* Directions for this task *
Format every line of the records below as a JSON list of strings, with one string per line and no blank lines.

-- start --

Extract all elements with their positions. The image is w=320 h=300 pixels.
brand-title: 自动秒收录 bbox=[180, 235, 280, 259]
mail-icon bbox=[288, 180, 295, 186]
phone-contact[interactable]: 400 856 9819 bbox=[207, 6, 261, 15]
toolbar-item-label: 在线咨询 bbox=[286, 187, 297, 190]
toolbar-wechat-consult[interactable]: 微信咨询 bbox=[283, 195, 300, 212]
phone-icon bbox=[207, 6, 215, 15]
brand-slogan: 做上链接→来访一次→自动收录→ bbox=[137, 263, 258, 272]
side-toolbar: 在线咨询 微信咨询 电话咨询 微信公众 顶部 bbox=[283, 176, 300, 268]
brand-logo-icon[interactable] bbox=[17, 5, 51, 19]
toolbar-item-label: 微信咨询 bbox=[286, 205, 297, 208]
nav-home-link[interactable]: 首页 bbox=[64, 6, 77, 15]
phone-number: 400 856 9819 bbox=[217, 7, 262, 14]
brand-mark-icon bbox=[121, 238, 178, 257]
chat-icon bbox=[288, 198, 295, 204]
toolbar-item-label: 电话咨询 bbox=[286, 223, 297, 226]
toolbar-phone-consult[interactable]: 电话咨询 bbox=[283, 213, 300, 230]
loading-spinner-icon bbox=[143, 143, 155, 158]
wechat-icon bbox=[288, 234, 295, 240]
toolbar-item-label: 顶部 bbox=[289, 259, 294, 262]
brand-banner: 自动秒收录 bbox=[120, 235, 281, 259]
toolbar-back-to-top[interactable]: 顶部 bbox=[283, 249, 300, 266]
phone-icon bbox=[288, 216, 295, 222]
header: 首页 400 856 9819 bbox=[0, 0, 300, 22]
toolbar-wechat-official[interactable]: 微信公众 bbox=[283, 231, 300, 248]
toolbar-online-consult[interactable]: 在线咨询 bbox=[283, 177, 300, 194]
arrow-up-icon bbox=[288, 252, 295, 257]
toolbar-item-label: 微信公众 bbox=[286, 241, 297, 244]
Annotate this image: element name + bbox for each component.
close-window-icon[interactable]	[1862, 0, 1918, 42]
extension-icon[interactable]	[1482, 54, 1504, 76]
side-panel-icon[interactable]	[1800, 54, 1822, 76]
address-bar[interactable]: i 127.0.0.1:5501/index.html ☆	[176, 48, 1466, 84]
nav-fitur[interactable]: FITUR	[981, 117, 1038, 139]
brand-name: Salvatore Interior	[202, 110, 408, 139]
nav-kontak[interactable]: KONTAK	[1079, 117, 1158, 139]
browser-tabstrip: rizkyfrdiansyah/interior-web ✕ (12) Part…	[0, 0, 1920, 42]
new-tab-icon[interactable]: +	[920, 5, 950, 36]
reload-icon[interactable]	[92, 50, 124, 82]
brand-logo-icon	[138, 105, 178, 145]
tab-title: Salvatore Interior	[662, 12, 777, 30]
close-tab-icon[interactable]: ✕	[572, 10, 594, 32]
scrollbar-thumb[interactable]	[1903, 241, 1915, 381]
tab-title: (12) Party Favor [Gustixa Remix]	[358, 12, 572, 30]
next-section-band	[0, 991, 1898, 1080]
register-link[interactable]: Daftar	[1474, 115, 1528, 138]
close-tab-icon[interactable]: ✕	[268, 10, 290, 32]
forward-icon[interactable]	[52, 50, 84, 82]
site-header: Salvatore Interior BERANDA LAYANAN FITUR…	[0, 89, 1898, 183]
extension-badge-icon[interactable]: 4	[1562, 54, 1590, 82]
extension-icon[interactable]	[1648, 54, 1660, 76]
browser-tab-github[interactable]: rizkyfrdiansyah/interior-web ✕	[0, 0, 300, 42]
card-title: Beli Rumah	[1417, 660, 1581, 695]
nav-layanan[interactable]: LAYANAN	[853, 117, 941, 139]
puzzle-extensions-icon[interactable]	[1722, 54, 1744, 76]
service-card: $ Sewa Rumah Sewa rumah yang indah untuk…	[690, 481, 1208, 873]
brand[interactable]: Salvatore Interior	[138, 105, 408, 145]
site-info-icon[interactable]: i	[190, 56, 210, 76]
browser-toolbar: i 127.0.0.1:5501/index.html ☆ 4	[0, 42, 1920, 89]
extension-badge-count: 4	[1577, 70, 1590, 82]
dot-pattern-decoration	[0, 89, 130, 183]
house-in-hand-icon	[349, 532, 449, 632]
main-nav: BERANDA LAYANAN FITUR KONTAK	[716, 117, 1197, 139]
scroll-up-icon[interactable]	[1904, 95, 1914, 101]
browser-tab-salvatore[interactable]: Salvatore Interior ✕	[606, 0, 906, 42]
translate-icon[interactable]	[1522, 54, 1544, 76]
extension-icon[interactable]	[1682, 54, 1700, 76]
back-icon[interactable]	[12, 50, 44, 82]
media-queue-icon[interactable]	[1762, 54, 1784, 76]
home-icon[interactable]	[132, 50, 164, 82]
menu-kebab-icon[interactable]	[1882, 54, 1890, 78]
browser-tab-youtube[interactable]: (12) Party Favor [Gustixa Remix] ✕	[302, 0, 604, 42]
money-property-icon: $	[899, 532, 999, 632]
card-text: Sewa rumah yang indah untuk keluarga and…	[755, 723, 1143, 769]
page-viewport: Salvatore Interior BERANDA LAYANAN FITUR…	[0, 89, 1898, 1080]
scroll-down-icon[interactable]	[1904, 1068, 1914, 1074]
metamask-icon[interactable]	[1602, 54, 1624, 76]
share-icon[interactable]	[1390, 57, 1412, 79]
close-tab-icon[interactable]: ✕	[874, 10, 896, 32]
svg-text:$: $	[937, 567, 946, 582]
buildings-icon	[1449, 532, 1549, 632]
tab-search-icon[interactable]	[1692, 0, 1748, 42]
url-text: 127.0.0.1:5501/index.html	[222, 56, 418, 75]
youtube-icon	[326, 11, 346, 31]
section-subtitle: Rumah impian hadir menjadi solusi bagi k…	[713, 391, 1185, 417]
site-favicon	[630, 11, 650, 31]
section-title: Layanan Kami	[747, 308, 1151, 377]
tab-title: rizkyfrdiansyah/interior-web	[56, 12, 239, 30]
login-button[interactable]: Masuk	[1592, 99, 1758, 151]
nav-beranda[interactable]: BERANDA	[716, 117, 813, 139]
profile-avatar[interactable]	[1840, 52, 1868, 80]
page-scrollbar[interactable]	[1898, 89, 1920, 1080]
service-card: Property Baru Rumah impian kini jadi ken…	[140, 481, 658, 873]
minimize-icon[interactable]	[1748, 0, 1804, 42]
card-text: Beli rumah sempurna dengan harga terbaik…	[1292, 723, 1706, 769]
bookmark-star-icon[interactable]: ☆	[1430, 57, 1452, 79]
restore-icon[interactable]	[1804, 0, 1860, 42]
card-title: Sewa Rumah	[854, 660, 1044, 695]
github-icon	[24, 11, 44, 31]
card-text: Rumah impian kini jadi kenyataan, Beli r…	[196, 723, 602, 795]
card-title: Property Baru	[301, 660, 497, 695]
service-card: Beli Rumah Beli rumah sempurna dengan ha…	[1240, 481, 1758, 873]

-- end --

* Task output *
[
  "Extract all elements with their positions. The image is w=320 h=300 pixels.",
  "brand-title: 自动秒收录 bbox=[180, 235, 280, 259]",
  "mail-icon bbox=[288, 180, 295, 186]",
  "phone-contact[interactable]: 400 856 9819 bbox=[207, 6, 261, 15]",
  "toolbar-item-label: 在线咨询 bbox=[286, 187, 297, 190]",
  "toolbar-wechat-consult[interactable]: 微信咨询 bbox=[283, 195, 300, 212]",
  "phone-icon bbox=[207, 6, 215, 15]",
  "brand-slogan: 做上链接→来访一次→自动收录→ bbox=[137, 263, 258, 272]",
  "side-toolbar: 在线咨询 微信咨询 电话咨询 微信公众 顶部 bbox=[283, 176, 300, 268]",
  "brand-logo-icon[interactable] bbox=[17, 5, 51, 19]",
  "toolbar-item-label: 微信咨询 bbox=[286, 205, 297, 208]",
  "nav-home-link[interactable]: 首页 bbox=[64, 6, 77, 15]",
  "phone-number: 400 856 9819 bbox=[217, 7, 262, 14]",
  "brand-mark-icon bbox=[121, 238, 178, 257]",
  "chat-icon bbox=[288, 198, 295, 204]",
  "toolbar-item-label: 电话咨询 bbox=[286, 223, 297, 226]",
  "toolbar-phone-consult[interactable]: 电话咨询 bbox=[283, 213, 300, 230]",
  "loading-spinner-icon bbox=[143, 143, 155, 158]",
  "wechat-icon bbox=[288, 234, 295, 240]",
  "toolbar-item-label: 顶部 bbox=[289, 259, 294, 262]",
  "brand-banner: 自动秒收录 bbox=[120, 235, 281, 259]",
  "toolbar-back-to-top[interactable]: 顶部 bbox=[283, 249, 300, 266]",
  "phone-icon bbox=[288, 216, 295, 222]",
  "header: 首页 400 856 9819 bbox=[0, 0, 300, 22]",
  "toolbar-wechat-official[interactable]: 微信公众 bbox=[283, 231, 300, 248]",
  "toolbar-online-consult[interactable]: 在线咨询 bbox=[283, 177, 300, 194]",
  "arrow-up-icon bbox=[288, 252, 295, 257]",
  "toolbar-item-label: 微信公众 bbox=[286, 241, 297, 244]",
  "Annotate this image: element name + bbox for each component.",
  "close-window-icon[interactable]\t[1862, 0, 1918, 42]",
  "extension-icon[interactable]\t[1482, 54, 1504, 76]",
  "side-panel-icon[interactable]\t[1800, 54, 1822, 76]",
  "address-bar[interactable]: i 127.0.0.1:5501/index.html ☆\t[176, 48, 1466, 84]",
  "nav-fitur[interactable]: FITUR\t[981, 117, 1038, 139]",
  "brand-name: Salvatore Interior\t[202, 110, 408, 139]",
  "nav-kontak[interactable]: KONTAK\t[1079, 117, 1158, 139]",
  "browser-tabstrip: rizkyfrdiansyah/interior-web ✕ (12) Part…\t[0, 0, 1920, 42]",
  "new-tab-icon[interactable]: +\t[920, 5, 950, 36]",
  "reload-icon[interactable]\t[92, 50, 124, 82]",
  "brand-logo-icon\t[138, 105, 178, 145]",
  "tab-title: Salvatore Interior\t[662, 12, 777, 30]",
  "close-tab-icon[interactable]: ✕\t[572, 10, 594, 32]",
  "scrollbar-thumb[interactable]\t[1903, 241, 1915, 381]",
  "tab-title: (12) Party Favor [Gustixa Remix]\t[358, 12, 572, 30]",
  "next-section-band\t[0, 991, 1898, 1080]",
  "register-link[interactable]: Daftar\t[1474, 115, 1528, 138]",
  "close-tab-icon[interactable]: ✕\t[268, 10, 290, 32]",
  "forward-icon[interactable]\t[52, 50, 84, 82]",
  "site-header: Salvatore Interior BERANDA LAYANAN FITUR…\t[0, 89, 1898, 183]",
  "extension-badge-icon[interactable]: 4\t[1562, 54, 1590, 82]",
  "extension-icon[interactable]\t[1648, 54, 1660, 76]",
  "browser-tab-github[interactable]: rizkyfrdiansyah/interior-web ✕\t[0, 0, 300, 42]",
  "card-title: Beli Rumah\t[1417, 660, 1581, 695]",
  "nav-layanan[interactable]: LAYANAN\t[853, 117, 941, 139]",
  "puzzle-extensions-icon[interactable]\t[1722, 54, 1744, 76]",
  "service-card: $ Sewa Rumah Sewa rumah yang indah untuk…\t[690, 481, 1208, 873]",
  "brand[interactable]: Salvatore Interior\t[138, 105, 408, 145]",
  "site-info-icon[interactable]: i\t[190, 56, 210, 76]",
  "browser-toolbar: i 127.0.0.1:5501/index.html ☆ 4\t[0, 42, 1920, 89]",
  "extension-badge-count: 4\t[1577, 70, 1590, 82]",
  "dot-pattern-decoration\t[0, 89, 130, 183]",
  "house-in-hand-icon\t[349, 532, 449, 632]",
  "main-nav: BERANDA LAYANAN FITUR KONTAK\t[716, 117, 1197, 139]",
  "scroll-up-icon[interactable]\t[1904, 95, 1914, 101]",
  "browser-tab-salvatore[interactable]: Salvatore Interior ✕\t[606, 0, 906, 42]",
  "translate-icon[interactable]\t[1522, 54, 1544, 76]",
  "extension-icon[interactable]\t[1682, 54, 1700, 76]",
  "back-icon[interactable]\t[12, 50, 44, 82]",
  "media-queue-icon[interactable]\t[1762, 54, 1784, 76]",
  "home-icon[interactable]\t[132, 50, 164, 82]",
  "menu-kebab-icon[interactable]\t[1882, 54, 1890, 78]",
  "browser-tab-youtube[interactable]: (12) Party Favor [Gustixa Remix] ✕\t[302, 0, 604, 42]",
  "money-property-icon: $\t[899, 532, 999, 632]",
  "card-text: Sewa rumah yang indah untuk keluarga and…\t[755, 723, 1143, 769]",
  "page-viewport: Salvatore Interior BERANDA LAYANAN FITUR…\t[0, 89, 1898, 1080]",
  "scroll-down-icon[interactable]\t[1904, 1068, 1914, 1074]",
  "metamask-icon[interactable]\t[1602, 54, 1624, 76]",
  "share-icon[interactable]\t[1390, 57, 1412, 79]",
  "close-tab-icon[interactable]: ✕\t[874, 10, 896, 32]",
  "svg-text:$: $\t[937, 567, 946, 582]",
  "buildings-icon\t[1449, 532, 1549, 632]",
  "tab-search-icon[interactable]\t[1692, 0, 1748, 42]",
  "url-text: 127.0.0.1:5501/index.html\t[222, 56, 418, 75]",
  "youtube-icon\t[326, 11, 346, 31]",
  "section-subtitle: Rumah impian hadir menjadi solusi bagi k…\t[713, 391, 1185, 417]",
  "site-favicon\t[630, 11, 650, 31]",
  "section-title: Layanan Kami\t[747, 308, 1151, 377]",
  "tab-title: rizkyfrdiansyah/interior-web\t[56, 12, 239, 30]",
  "login-button[interactable]: Masuk\t[1592, 99, 1758, 151]",
  "nav-beranda[interactable]: BERANDA\t[716, 117, 813, 139]",
  "profile-avatar[interactable]\t[1840, 52, 1868, 80]",
  "page-scrollbar[interactable]\t[1898, 89, 1920, 1080]",
  "service-card: Property Baru Rumah impian kini jadi ken…\t[140, 481, 658, 873]",
  "minimize-icon[interactable]\t[1748, 0, 1804, 42]",
  "card-text: Beli rumah sempurna dengan harga terbaik…\t[1292, 723, 1706, 769]",
  "bookmark-star-icon[interactable]: ☆\t[1430, 57, 1452, 79]",
  "restore-icon[interactable]\t[1804, 0, 1860, 42]",
  "card-title: Sewa Rumah\t[854, 660, 1044, 695]",
  "github-icon\t[24, 11, 44, 31]",
  "card-text: Rumah impian kini jadi kenyataan, Beli r…\t[196, 723, 602, 795]",
  "card-title: Property Baru\t[301, 660, 497, 695]",
  "service-card: Beli Rumah Beli rumah sempurna dengan ha…\t[1240, 481, 1758, 873]"
]